• WHAT THIS TASK INVOLVES
Every line of the records must be repeated exactly; pictures stay out.

──────── INFORMATION SHOWN

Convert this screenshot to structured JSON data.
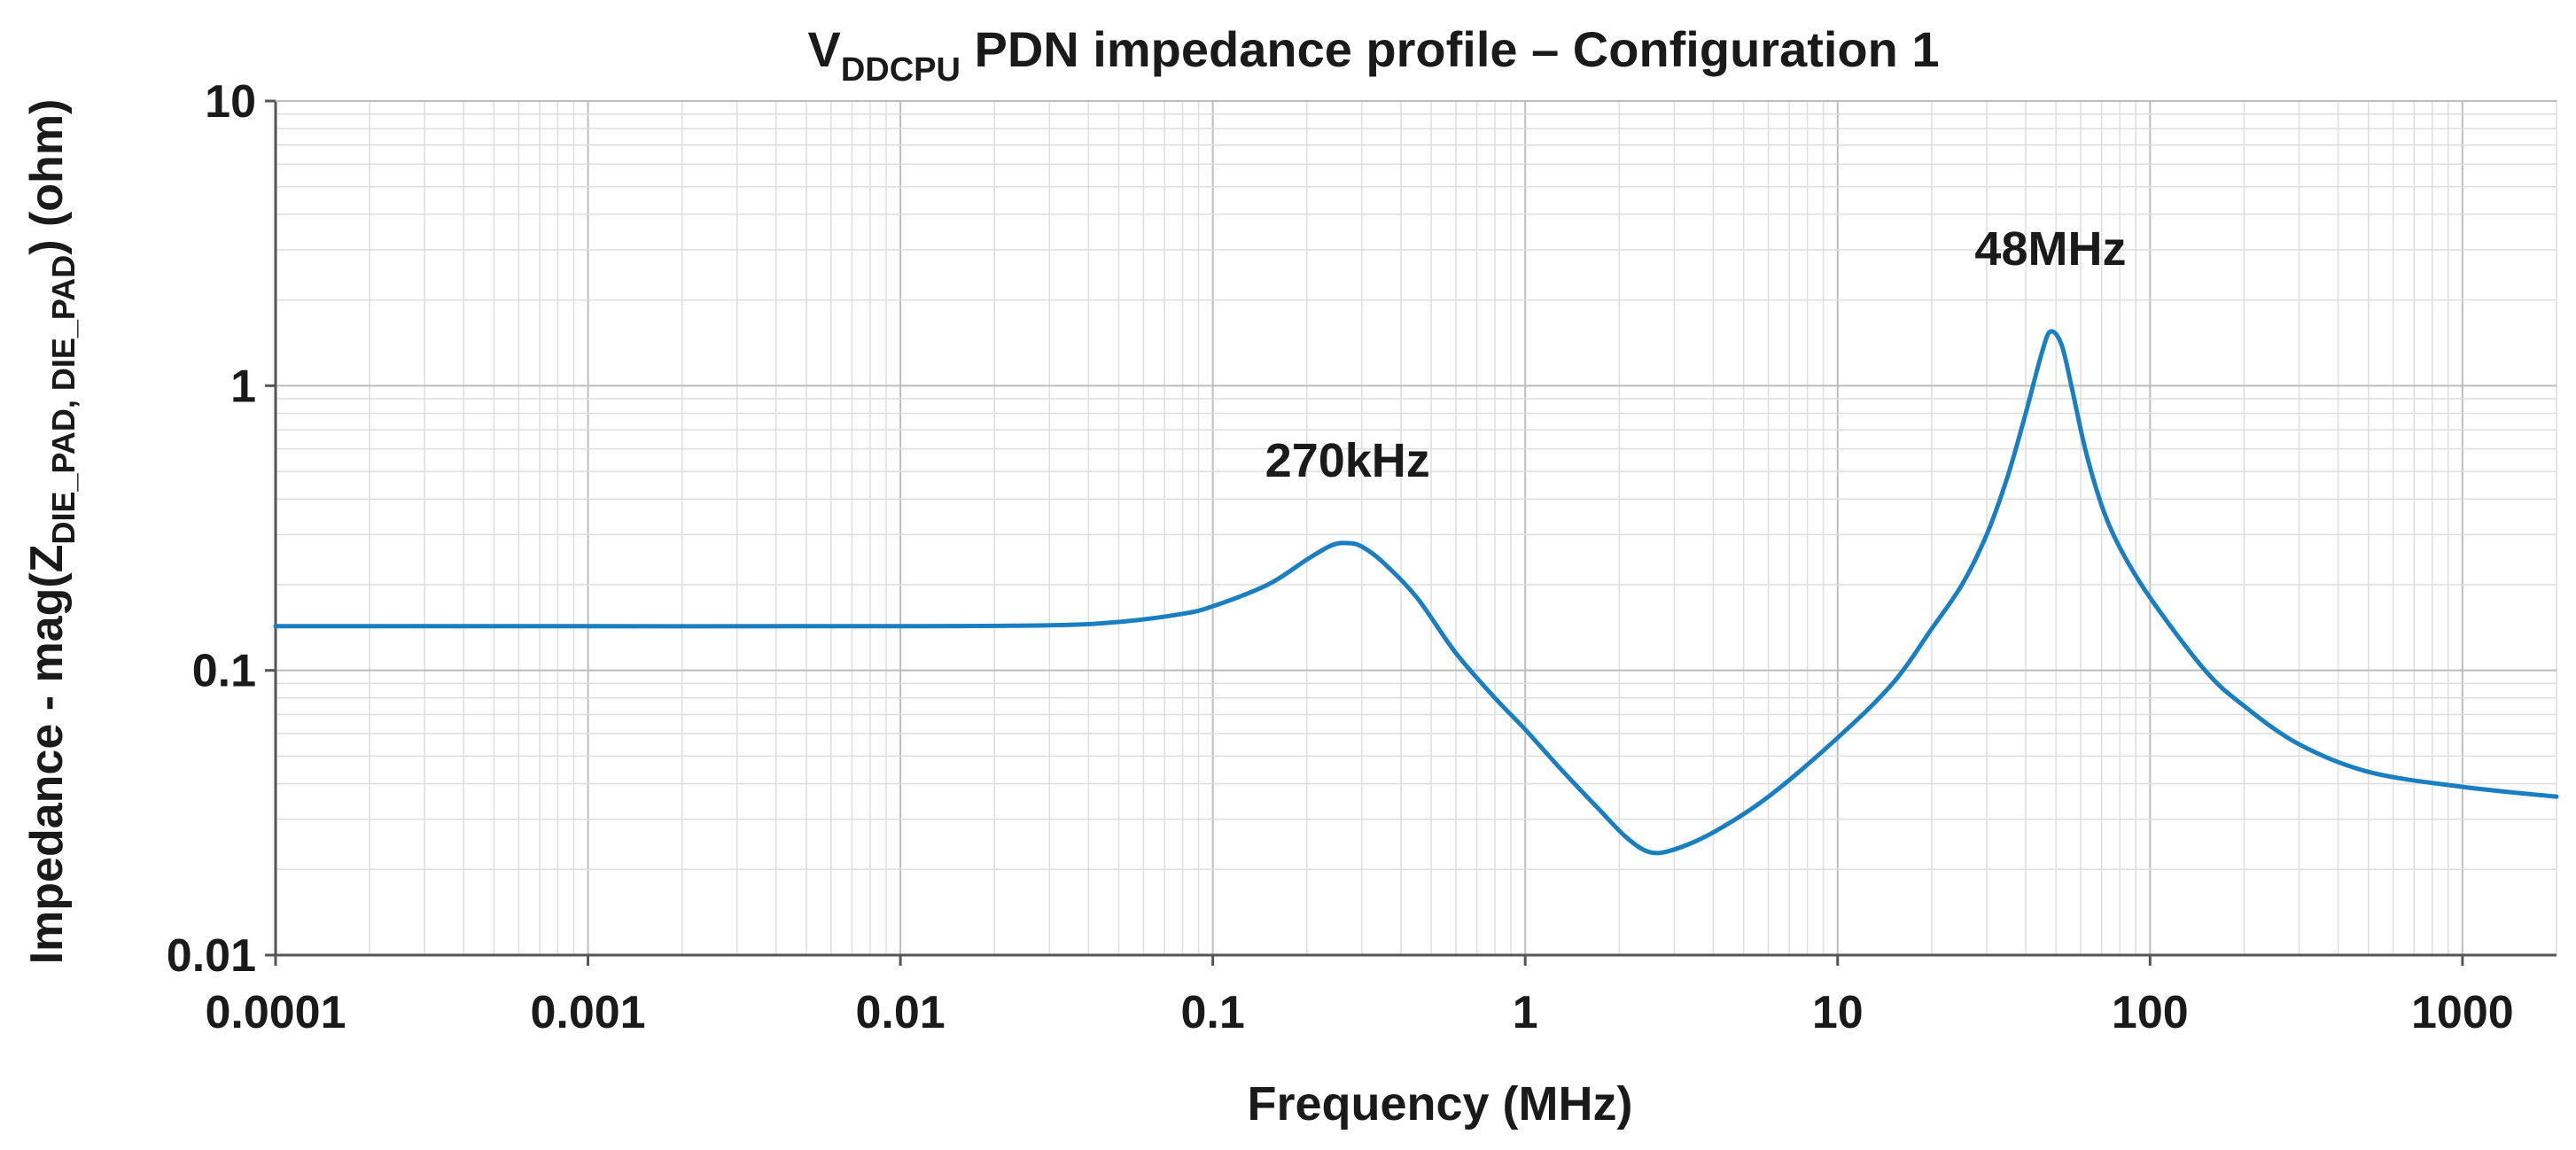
{
  "chart_data": {
    "type": "line",
    "title": {
      "prefix": "V",
      "subscript": "DDCPU",
      "suffix": " PDN impedance profile – Configuration 1"
    },
    "xlabel": "Frequency (MHz)",
    "ylabel": {
      "prefix": "Impedance - mag(Z",
      "subscript": "DIE_PAD, DIE_PAD",
      "suffix": ") (ohm)"
    },
    "x_scale": "log",
    "y_scale": "log",
    "xlim": [
      0.0001,
      2000
    ],
    "ylim": [
      0.01,
      10
    ],
    "grid": true,
    "x_ticks": [
      {
        "value": 0.0001,
        "label": "0.0001"
      },
      {
        "value": 0.001,
        "label": "0.001"
      },
      {
        "value": 0.01,
        "label": "0.01"
      },
      {
        "value": 0.1,
        "label": "0.1"
      },
      {
        "value": 1,
        "label": "1"
      },
      {
        "value": 10,
        "label": "10"
      },
      {
        "value": 100,
        "label": "100"
      },
      {
        "value": 1000,
        "label": "1000"
      }
    ],
    "y_ticks": [
      {
        "value": 0.01,
        "label": "0.01"
      },
      {
        "value": 0.1,
        "label": "0.1"
      },
      {
        "value": 1,
        "label": "1"
      },
      {
        "value": 10,
        "label": "10"
      }
    ],
    "series": [
      {
        "color": "#1a7fc1",
        "points": [
          [
            0.0001,
            0.143
          ],
          [
            0.001,
            0.143
          ],
          [
            0.01,
            0.143
          ],
          [
            0.03,
            0.144
          ],
          [
            0.05,
            0.148
          ],
          [
            0.08,
            0.158
          ],
          [
            0.1,
            0.168
          ],
          [
            0.15,
            0.2
          ],
          [
            0.2,
            0.245
          ],
          [
            0.24,
            0.275
          ],
          [
            0.27,
            0.28
          ],
          [
            0.3,
            0.272
          ],
          [
            0.35,
            0.24
          ],
          [
            0.45,
            0.18
          ],
          [
            0.6,
            0.115
          ],
          [
            0.8,
            0.08
          ],
          [
            1,
            0.062
          ],
          [
            1.3,
            0.045
          ],
          [
            1.7,
            0.033
          ],
          [
            2.1,
            0.026
          ],
          [
            2.5,
            0.023
          ],
          [
            3,
            0.0235
          ],
          [
            4,
            0.027
          ],
          [
            6,
            0.036
          ],
          [
            10,
            0.058
          ],
          [
            15,
            0.09
          ],
          [
            20,
            0.14
          ],
          [
            25,
            0.2
          ],
          [
            30,
            0.3
          ],
          [
            35,
            0.48
          ],
          [
            40,
            0.8
          ],
          [
            45,
            1.3
          ],
          [
            48,
            1.55
          ],
          [
            52,
            1.4
          ],
          [
            56,
            1.0
          ],
          [
            62,
            0.6
          ],
          [
            70,
            0.38
          ],
          [
            80,
            0.27
          ],
          [
            100,
            0.18
          ],
          [
            150,
            0.1
          ],
          [
            200,
            0.075
          ],
          [
            300,
            0.055
          ],
          [
            500,
            0.044
          ],
          [
            1000,
            0.039
          ],
          [
            2000,
            0.036
          ]
        ]
      }
    ],
    "annotations": [
      {
        "text": "270kHz",
        "x": 0.27,
        "y": 0.28
      },
      {
        "text": "48MHz",
        "x": 48,
        "y": 1.55
      }
    ]
  }
}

────────────────

• SOLUTION TO THIS TASK
Convert this screenshot to structured JSON data.
{
  "chart_data": {
    "type": "line",
    "title": {
      "prefix": "V",
      "subscript": "DDCPU",
      "suffix": " PDN impedance profile – Configuration 1"
    },
    "xlabel": "Frequency (MHz)",
    "ylabel": {
      "prefix": "Impedance - mag(Z",
      "subscript": "DIE_PAD, DIE_PAD",
      "suffix": ") (ohm)"
    },
    "x_scale": "log",
    "y_scale": "log",
    "xlim": [
      0.0001,
      2000
    ],
    "ylim": [
      0.01,
      10
    ],
    "grid": true,
    "x_ticks": [
      {
        "value": 0.0001,
        "label": "0.0001"
      },
      {
        "value": 0.001,
        "label": "0.001"
      },
      {
        "value": 0.01,
        "label": "0.01"
      },
      {
        "value": 0.1,
        "label": "0.1"
      },
      {
        "value": 1,
        "label": "1"
      },
      {
        "value": 10,
        "label": "10"
      },
      {
        "value": 100,
        "label": "100"
      },
      {
        "value": 1000,
        "label": "1000"
      }
    ],
    "y_ticks": [
      {
        "value": 0.01,
        "label": "0.01"
      },
      {
        "value": 0.1,
        "label": "0.1"
      },
      {
        "value": 1,
        "label": "1"
      },
      {
        "value": 10,
        "label": "10"
      }
    ],
    "series": [
      {
        "color": "#1a7fc1",
        "points": [
          [
            0.0001,
            0.143
          ],
          [
            0.001,
            0.143
          ],
          [
            0.01,
            0.143
          ],
          [
            0.03,
            0.144
          ],
          [
            0.05,
            0.148
          ],
          [
            0.08,
            0.158
          ],
          [
            0.1,
            0.168
          ],
          [
            0.15,
            0.2
          ],
          [
            0.2,
            0.245
          ],
          [
            0.24,
            0.275
          ],
          [
            0.27,
            0.28
          ],
          [
            0.3,
            0.272
          ],
          [
            0.35,
            0.24
          ],
          [
            0.45,
            0.18
          ],
          [
            0.6,
            0.115
          ],
          [
            0.8,
            0.08
          ],
          [
            1,
            0.062
          ],
          [
            1.3,
            0.045
          ],
          [
            1.7,
            0.033
          ],
          [
            2.1,
            0.026
          ],
          [
            2.5,
            0.023
          ],
          [
            3,
            0.0235
          ],
          [
            4,
            0.027
          ],
          [
            6,
            0.036
          ],
          [
            10,
            0.058
          ],
          [
            15,
            0.09
          ],
          [
            20,
            0.14
          ],
          [
            25,
            0.2
          ],
          [
            30,
            0.3
          ],
          [
            35,
            0.48
          ],
          [
            40,
            0.8
          ],
          [
            45,
            1.3
          ],
          [
            48,
            1.55
          ],
          [
            52,
            1.4
          ],
          [
            56,
            1.0
          ],
          [
            62,
            0.6
          ],
          [
            70,
            0.38
          ],
          [
            80,
            0.27
          ],
          [
            100,
            0.18
          ],
          [
            150,
            0.1
          ],
          [
            200,
            0.075
          ],
          [
            300,
            0.055
          ],
          [
            500,
            0.044
          ],
          [
            1000,
            0.039
          ],
          [
            2000,
            0.036
          ]
        ]
      }
    ],
    "annotations": [
      {
        "text": "270kHz",
        "x": 0.27,
        "y": 0.28
      },
      {
        "text": "48MHz",
        "x": 48,
        "y": 1.55
      }
    ]
  }
}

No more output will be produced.